Please pick out and copy every line below that contains the string "production". Case counts.
## start Dataset
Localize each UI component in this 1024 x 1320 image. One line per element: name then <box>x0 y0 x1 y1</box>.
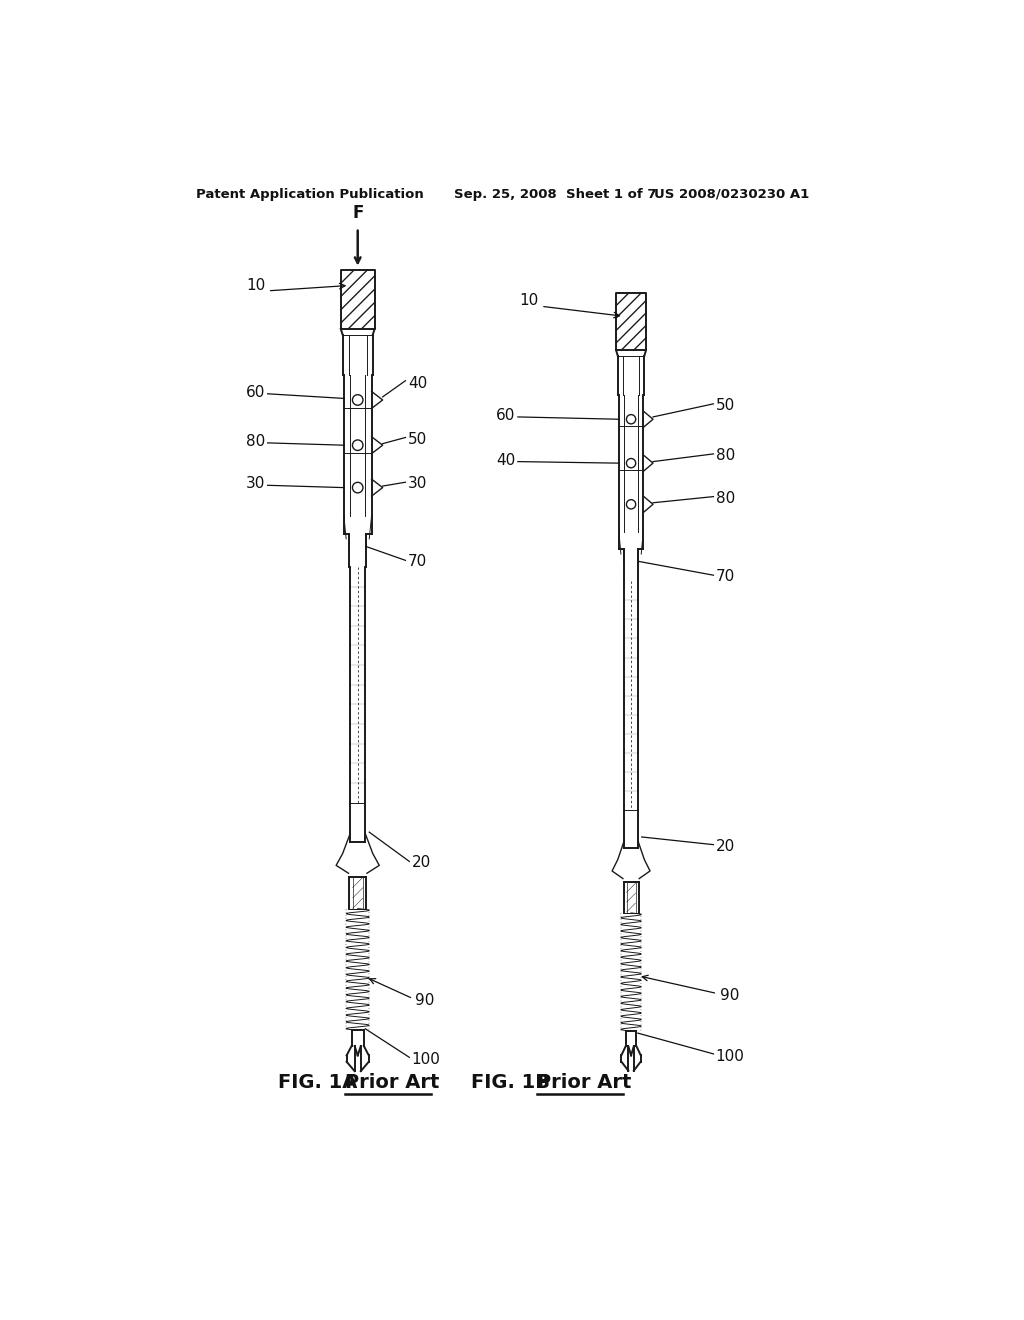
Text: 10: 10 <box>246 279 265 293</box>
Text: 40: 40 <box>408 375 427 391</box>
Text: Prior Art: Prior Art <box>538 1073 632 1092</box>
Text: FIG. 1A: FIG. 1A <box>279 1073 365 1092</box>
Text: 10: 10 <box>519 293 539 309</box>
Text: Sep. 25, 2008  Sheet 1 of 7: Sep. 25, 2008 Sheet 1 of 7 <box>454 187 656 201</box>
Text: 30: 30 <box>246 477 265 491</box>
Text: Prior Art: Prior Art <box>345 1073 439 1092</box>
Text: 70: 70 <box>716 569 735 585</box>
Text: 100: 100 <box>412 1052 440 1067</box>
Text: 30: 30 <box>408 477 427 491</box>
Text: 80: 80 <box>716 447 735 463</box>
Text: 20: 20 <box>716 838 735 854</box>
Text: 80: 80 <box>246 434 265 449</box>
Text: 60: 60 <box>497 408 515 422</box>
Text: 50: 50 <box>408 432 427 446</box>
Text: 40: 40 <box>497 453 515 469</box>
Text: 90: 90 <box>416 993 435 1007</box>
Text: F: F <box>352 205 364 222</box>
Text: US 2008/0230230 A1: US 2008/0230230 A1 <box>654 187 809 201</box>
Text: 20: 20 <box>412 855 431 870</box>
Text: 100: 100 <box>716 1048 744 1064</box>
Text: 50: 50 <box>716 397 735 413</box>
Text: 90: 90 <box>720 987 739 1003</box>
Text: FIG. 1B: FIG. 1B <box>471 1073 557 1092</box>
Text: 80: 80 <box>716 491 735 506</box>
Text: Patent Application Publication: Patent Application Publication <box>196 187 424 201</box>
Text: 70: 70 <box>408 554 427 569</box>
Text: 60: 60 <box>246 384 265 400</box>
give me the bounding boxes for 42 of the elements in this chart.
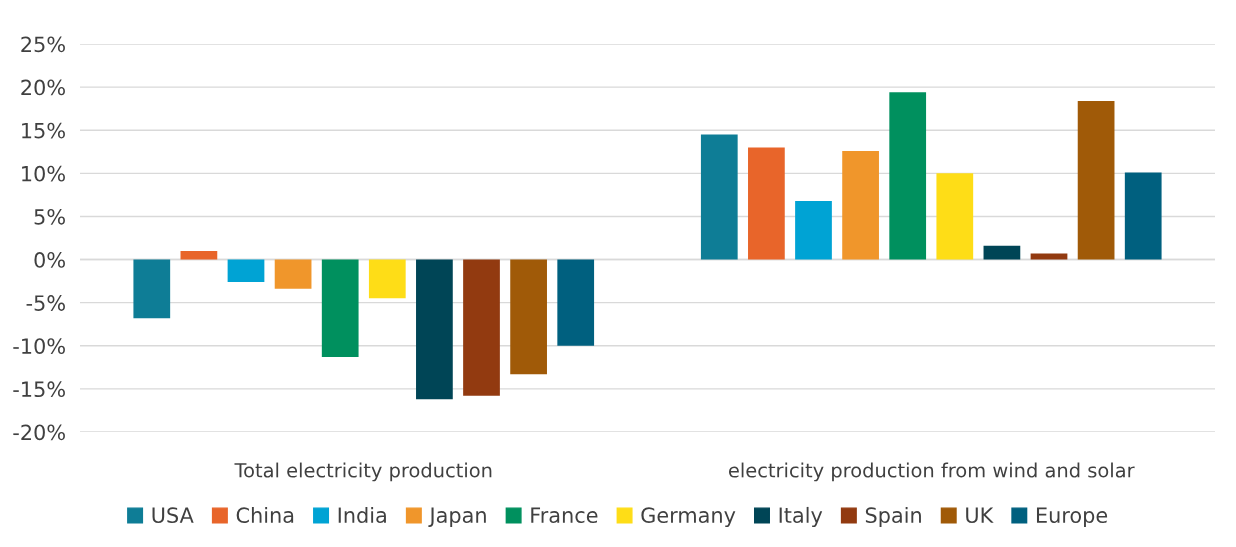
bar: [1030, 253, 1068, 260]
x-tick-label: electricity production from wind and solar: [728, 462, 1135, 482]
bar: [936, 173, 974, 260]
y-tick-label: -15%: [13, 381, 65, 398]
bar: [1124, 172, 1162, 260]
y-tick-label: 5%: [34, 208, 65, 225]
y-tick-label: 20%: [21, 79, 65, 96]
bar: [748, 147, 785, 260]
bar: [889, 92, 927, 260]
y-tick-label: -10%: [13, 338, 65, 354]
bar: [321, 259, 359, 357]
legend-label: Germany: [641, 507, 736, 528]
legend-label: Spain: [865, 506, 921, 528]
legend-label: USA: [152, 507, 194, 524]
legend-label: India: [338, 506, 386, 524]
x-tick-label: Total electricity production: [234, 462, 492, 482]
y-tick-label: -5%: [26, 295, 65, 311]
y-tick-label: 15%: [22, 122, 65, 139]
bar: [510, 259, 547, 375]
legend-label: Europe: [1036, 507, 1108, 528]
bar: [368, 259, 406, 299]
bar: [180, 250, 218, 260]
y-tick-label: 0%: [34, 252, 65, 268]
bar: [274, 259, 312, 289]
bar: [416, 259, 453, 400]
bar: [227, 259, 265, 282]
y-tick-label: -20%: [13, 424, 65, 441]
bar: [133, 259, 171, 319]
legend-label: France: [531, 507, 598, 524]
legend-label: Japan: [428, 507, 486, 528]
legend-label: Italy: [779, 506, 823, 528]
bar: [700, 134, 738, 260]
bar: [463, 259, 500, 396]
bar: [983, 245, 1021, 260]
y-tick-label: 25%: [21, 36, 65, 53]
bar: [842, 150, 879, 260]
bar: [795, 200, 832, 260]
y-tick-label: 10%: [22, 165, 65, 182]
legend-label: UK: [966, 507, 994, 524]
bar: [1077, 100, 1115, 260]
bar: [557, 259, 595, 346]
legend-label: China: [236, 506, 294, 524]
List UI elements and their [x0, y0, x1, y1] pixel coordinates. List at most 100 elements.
## end Dataset
Result for this exercise.
x-tick-label: electricity production from wind and solar: [728, 462, 1135, 482]
x-tick-label: Total electricity production: [234, 462, 492, 482]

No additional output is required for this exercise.